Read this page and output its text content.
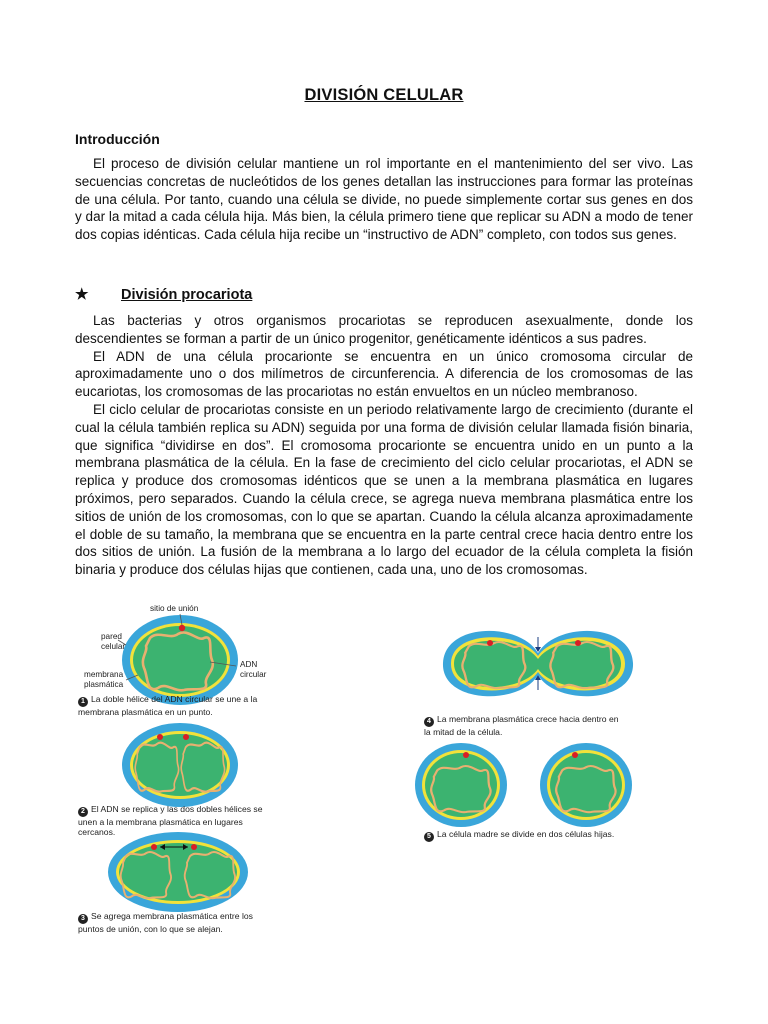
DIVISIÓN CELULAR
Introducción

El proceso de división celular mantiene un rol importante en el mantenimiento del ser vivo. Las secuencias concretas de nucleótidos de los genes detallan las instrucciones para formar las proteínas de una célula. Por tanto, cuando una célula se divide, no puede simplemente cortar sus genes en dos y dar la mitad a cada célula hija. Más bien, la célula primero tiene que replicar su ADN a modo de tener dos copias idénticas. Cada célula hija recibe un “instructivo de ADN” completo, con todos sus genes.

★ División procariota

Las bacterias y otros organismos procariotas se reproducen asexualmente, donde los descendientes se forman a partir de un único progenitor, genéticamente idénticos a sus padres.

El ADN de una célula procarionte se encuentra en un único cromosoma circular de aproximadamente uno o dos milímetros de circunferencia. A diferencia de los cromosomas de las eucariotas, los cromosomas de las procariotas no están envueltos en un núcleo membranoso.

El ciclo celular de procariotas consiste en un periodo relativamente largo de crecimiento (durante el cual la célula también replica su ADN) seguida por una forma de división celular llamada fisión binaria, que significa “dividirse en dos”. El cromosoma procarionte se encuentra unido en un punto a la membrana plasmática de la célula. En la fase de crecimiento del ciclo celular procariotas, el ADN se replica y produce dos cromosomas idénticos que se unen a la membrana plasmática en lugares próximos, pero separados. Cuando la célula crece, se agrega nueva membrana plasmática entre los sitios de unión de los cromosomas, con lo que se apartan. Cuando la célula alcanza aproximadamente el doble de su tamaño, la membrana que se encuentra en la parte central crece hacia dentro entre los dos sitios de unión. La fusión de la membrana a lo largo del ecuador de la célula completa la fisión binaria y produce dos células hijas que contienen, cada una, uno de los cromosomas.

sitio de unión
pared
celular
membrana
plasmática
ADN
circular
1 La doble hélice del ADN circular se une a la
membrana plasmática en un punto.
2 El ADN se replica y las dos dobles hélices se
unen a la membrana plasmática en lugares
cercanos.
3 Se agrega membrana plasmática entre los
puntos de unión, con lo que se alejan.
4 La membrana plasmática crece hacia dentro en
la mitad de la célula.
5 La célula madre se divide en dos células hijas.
----
YOUR INSTRUCTIONS:
Write only the number of lines in the data where the string "lugares" can be found.

REPLY:
2